Short exercise = Collect each line of the entries that holds the string "лучших".

Data extract =
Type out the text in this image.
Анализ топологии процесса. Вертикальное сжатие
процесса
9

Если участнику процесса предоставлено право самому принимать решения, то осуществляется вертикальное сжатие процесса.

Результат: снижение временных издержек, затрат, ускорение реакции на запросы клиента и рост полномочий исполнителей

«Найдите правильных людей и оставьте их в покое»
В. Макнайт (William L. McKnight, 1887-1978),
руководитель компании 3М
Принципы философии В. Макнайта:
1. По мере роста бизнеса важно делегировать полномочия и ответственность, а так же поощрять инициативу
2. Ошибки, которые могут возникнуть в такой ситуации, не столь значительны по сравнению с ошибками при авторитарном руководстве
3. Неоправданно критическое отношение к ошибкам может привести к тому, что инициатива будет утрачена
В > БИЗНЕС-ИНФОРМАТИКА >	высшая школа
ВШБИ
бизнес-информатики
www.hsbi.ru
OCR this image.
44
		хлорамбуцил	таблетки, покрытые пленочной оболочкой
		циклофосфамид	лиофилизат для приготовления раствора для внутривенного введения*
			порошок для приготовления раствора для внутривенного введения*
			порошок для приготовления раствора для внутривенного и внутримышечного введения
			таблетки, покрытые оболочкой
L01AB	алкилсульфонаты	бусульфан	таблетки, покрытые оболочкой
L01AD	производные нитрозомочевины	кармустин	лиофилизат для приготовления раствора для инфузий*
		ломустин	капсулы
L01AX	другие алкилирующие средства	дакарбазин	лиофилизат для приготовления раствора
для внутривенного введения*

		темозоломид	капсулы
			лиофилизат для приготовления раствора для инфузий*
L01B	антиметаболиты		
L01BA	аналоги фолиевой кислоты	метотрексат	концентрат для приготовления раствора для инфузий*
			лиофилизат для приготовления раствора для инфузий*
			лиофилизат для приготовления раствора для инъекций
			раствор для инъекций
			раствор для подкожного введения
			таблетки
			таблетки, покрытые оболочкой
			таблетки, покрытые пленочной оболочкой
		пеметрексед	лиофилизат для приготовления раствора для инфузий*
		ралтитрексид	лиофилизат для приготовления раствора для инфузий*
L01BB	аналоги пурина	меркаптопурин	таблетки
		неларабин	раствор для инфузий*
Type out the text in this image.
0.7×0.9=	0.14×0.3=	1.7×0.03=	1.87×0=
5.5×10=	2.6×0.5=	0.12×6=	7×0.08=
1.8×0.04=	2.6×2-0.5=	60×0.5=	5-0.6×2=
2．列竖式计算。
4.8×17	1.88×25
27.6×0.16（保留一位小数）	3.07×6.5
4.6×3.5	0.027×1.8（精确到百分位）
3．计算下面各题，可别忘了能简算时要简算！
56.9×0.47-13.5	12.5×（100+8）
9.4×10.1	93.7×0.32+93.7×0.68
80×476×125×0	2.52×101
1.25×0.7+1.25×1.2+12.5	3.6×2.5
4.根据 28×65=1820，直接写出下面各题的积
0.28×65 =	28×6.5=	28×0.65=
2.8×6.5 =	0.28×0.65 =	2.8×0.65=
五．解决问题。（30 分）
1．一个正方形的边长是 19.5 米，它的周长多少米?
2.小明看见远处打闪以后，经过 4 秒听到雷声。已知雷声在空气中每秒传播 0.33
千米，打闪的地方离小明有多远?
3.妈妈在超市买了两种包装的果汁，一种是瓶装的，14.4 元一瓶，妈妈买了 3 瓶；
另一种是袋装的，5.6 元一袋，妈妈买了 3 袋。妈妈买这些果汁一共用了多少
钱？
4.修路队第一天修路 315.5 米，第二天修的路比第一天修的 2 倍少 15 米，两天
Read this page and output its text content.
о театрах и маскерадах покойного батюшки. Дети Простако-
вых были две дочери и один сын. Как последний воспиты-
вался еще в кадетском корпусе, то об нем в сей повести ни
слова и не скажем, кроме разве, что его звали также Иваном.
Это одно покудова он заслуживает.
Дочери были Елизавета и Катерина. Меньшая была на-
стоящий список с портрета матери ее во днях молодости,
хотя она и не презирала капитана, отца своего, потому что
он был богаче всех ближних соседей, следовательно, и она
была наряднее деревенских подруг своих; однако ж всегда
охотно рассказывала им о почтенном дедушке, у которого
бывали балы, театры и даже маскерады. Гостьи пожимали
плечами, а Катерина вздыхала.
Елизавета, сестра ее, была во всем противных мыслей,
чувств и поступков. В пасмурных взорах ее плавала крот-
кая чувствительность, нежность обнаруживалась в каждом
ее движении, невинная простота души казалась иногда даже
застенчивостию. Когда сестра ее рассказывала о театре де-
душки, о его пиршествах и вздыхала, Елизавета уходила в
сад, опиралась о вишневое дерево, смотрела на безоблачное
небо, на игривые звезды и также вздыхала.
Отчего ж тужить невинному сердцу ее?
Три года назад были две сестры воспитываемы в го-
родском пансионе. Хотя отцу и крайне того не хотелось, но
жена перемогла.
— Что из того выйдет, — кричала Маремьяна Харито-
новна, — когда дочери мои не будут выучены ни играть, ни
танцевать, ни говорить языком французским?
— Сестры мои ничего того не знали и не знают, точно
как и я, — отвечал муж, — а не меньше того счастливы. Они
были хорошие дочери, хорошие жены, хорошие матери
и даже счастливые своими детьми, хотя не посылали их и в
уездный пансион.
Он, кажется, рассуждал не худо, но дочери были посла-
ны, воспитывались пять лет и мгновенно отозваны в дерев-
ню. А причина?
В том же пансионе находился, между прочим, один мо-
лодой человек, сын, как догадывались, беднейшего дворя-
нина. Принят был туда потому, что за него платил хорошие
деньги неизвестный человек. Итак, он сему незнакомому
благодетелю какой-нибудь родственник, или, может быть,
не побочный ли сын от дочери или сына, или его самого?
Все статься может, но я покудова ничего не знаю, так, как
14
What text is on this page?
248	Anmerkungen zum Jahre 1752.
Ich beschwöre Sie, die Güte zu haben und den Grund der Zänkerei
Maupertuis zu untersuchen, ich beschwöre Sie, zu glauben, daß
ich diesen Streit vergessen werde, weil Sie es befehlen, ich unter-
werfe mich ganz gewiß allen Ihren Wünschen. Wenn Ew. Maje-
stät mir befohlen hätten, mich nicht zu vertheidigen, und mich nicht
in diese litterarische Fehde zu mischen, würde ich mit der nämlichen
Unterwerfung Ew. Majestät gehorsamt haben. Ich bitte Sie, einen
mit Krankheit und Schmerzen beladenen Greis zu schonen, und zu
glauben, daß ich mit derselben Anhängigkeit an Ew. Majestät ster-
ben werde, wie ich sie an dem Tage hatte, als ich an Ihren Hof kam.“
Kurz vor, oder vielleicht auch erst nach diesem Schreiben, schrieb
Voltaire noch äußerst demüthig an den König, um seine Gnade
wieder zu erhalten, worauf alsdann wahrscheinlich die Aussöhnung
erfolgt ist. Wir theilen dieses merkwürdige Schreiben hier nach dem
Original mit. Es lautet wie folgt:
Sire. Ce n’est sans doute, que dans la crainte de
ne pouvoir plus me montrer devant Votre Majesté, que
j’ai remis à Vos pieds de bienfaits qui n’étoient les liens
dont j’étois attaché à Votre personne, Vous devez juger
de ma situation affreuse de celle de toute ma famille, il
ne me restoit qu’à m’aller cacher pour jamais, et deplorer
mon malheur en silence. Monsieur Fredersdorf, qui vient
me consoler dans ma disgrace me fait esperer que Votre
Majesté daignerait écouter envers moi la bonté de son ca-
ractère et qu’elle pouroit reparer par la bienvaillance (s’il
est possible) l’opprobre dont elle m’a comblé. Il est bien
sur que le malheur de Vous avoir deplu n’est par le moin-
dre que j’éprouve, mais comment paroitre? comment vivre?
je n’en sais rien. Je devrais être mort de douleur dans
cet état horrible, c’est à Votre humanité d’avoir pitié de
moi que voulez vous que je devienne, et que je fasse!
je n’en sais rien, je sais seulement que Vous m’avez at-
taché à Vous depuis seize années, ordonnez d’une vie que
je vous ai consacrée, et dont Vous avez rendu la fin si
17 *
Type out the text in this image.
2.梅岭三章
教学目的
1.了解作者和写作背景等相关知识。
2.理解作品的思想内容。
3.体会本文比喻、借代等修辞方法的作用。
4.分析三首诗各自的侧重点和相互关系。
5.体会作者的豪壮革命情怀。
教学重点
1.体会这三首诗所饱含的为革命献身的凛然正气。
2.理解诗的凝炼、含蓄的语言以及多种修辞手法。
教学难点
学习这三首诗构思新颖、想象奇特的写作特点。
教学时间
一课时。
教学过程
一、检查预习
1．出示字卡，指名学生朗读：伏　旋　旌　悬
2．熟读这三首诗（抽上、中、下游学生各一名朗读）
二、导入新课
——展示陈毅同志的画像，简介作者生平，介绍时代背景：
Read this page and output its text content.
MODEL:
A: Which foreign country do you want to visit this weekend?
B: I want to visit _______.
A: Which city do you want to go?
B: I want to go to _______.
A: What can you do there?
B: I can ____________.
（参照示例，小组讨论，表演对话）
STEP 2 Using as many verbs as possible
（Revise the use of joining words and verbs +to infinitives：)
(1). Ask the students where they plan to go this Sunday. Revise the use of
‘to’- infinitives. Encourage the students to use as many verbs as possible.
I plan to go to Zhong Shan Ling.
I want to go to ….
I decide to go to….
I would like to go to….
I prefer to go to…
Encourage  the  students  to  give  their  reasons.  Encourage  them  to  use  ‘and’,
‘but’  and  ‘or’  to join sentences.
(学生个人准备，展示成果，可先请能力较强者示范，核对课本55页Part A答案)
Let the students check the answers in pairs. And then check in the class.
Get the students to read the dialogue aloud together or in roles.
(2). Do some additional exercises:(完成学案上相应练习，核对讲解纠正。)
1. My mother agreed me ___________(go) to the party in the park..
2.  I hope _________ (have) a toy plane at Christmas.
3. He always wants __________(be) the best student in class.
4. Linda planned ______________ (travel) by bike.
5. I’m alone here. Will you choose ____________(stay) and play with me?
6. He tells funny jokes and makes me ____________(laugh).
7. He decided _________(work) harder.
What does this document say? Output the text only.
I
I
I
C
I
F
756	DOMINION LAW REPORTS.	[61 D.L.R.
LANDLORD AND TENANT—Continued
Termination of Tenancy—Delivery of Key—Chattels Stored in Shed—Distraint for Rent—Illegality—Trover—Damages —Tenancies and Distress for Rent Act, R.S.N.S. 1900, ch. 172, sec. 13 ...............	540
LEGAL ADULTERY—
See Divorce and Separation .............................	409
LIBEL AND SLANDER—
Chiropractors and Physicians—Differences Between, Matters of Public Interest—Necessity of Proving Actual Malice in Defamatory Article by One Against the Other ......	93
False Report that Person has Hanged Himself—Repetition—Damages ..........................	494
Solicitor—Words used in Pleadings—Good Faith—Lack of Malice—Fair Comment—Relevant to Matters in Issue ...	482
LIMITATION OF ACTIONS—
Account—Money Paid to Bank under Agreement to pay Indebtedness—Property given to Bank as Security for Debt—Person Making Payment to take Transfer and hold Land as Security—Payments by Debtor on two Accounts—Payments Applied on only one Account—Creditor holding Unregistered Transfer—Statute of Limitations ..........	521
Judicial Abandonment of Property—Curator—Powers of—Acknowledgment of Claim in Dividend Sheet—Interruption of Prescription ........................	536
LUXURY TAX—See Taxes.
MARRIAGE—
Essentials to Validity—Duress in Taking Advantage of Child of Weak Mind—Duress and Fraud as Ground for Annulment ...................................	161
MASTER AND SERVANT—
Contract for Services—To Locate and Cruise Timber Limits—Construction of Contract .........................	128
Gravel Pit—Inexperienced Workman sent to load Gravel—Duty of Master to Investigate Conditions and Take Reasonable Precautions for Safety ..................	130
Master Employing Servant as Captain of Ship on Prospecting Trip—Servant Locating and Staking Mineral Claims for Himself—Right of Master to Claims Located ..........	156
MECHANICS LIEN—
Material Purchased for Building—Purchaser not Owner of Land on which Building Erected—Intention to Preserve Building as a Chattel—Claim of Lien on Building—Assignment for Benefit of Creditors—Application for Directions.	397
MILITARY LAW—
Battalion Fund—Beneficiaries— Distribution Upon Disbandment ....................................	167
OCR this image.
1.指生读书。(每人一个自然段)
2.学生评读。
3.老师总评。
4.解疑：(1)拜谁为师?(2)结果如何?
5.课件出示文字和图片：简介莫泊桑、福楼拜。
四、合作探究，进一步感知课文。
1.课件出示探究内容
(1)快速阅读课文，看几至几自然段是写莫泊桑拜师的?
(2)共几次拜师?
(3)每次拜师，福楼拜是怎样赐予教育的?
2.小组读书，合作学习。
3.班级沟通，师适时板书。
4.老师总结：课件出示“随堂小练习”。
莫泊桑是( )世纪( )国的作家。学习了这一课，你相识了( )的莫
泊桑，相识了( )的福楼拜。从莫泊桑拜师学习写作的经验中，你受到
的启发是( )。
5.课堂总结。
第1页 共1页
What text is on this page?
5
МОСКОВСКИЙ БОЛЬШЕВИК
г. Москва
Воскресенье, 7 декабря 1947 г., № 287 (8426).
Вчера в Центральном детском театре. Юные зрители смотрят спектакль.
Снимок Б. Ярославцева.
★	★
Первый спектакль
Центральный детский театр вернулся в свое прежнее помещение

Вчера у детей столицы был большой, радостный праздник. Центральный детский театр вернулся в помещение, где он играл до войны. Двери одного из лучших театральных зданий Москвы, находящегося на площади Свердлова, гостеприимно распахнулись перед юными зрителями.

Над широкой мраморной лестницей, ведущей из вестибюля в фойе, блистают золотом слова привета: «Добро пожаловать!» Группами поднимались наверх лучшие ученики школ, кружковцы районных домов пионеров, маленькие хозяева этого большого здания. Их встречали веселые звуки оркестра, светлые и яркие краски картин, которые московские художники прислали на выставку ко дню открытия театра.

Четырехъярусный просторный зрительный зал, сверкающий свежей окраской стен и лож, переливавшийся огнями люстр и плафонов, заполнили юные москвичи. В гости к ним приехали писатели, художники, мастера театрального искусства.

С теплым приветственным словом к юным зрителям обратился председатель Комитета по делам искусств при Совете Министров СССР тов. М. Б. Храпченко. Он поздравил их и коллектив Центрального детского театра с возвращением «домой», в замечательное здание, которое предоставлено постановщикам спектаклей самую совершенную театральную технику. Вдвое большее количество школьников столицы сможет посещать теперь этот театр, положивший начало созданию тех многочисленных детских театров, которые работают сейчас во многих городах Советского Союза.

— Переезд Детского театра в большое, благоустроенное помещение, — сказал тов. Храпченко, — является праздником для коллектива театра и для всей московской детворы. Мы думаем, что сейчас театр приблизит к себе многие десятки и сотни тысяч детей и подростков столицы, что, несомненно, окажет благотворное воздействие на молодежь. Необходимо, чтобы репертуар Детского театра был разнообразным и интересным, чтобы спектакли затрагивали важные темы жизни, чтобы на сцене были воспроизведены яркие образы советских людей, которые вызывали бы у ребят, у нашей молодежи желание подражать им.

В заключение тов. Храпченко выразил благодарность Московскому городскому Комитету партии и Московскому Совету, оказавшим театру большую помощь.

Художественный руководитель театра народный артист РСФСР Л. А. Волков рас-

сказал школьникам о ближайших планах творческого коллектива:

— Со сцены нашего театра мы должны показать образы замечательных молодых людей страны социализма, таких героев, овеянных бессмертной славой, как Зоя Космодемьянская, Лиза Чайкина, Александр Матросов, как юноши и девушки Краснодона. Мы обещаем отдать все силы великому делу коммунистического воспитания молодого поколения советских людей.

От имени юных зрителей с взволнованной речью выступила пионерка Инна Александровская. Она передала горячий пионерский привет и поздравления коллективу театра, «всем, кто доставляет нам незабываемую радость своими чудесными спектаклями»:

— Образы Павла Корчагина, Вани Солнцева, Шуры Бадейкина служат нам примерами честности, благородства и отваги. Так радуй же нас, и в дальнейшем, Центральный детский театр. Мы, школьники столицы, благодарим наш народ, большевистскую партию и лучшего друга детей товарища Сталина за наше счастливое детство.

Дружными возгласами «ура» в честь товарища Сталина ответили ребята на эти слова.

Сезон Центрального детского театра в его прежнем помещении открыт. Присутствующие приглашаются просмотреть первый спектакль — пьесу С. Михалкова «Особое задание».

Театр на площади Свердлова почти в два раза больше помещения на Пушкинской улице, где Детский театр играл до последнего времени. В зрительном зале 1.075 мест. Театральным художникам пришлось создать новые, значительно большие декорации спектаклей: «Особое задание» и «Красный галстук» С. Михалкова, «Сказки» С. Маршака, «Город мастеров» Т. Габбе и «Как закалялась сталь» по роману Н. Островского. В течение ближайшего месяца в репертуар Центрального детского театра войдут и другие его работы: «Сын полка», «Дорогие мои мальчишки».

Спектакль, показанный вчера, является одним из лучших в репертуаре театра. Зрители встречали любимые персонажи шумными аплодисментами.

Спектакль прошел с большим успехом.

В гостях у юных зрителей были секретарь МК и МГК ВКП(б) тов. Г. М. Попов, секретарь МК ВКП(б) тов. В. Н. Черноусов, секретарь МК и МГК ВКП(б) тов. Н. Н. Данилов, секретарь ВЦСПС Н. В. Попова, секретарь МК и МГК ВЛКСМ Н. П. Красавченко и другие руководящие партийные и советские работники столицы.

Output =
Вчера у детей столицы был большой, радостный праздник. Центральный детский театр вернулся в помещение, где он играл до войны. Двери одного из лучших театральных зданий Москвы, находящегося на площади Свердлова, гостеприимно распахнулись перед юными зрителями.
Спектакль, показанный вчера, является одним из лучших в репертуаре театра. Зрители встречали любимые персонажи шумными аплодисментами.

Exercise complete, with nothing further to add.